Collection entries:
━━━━━━━━━━━━━━━━━━━━
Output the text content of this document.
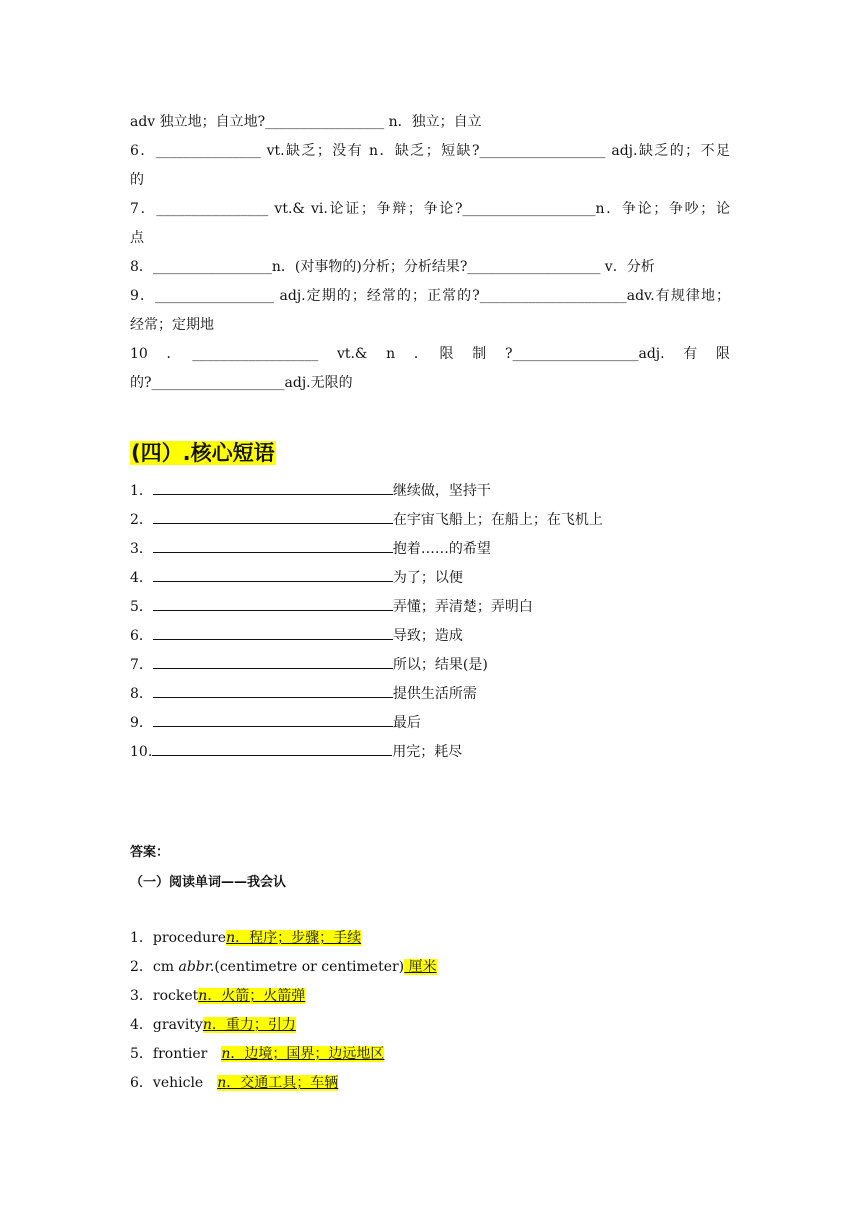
adv 独立地；自立地?_________________ n．独立；自立
6．_______________ vt.缺乏；没有 n．缺乏；短缺?__________________ adj.缺乏的；不足
的
7．________________ vt.& vi.论证；争辩；争论?___________________n．争论；争吵；论
点
8．_________________n．(对事物的)分析；分析结果?___________________ v．分析
9．_________________ adj.定期的；经常的；正常的?_____________________adv.有规律地；
经常；定期地
10　．　__________________　vt.&　n　．　限　制　?__________________adj.　有　限
的?___________________adj.无限的
(四）.核心短语
1．	继续做，坚持干
2．	在宇宙飞船上；在船上；在飞机上
3．	抱着……的希望
4．	为了；以便
5．	弄懂；弄清楚；弄明白
6．	导致；造成
7．	所以；结果(是)
8．	提供生活所需
9．	最后
10.	用完；耗尽
答案：
（一）阅读单词——我会认
1．proceduren．程序；步骤；手续
2．cm abbr.(centimetre or centimeter) 厘米
3．rocketn．火箭；火箭弹
4．gravityn．重力；引力
5．frontier　n．边境；国界；边远地区
6．vehicle　n．交通工具；车辆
━━━━━━━━━━━━━━━━━━━━
Set down all the entries exactly as they appear, but skip any pictures.

_Solution below_:
Output the text content of this document.
adv 独立地；自立地?_________________ n．独立；自立
6．_______________ vt.缺乏；没有 n．缺乏；短缺?__________________ adj.缺乏的；不足
的
7．________________ vt.& vi.论证；争辩；争论?___________________n．争论；争吵；论
点
8．_________________n．(对事物的)分析；分析结果?___________________ v．分析
9．_________________ adj.定期的；经常的；正常的?_____________________adv.有规律地；
经常；定期地
10　．　__________________　vt.&　n　．　限　制　?__________________adj.　有　限
的?___________________adj.无限的
(四）.核心短语
1．	继续做，坚持干
2．	在宇宙飞船上；在船上；在飞机上
3．	抱着……的希望
4．	为了；以便
5．	弄懂；弄清楚；弄明白
6．	导致；造成
7．	所以；结果(是)
8．	提供生活所需
9．	最后
10.	用完；耗尽
答案：
（一）阅读单词——我会认
1．proceduren．程序；步骤；手续
2．cm abbr.(centimetre or centimeter) 厘米
3．rocketn．火箭；火箭弹
4．gravityn．重力；引力
5．frontier　n．边境；国界；边远地区
6．vehicle　n．交通工具；车辆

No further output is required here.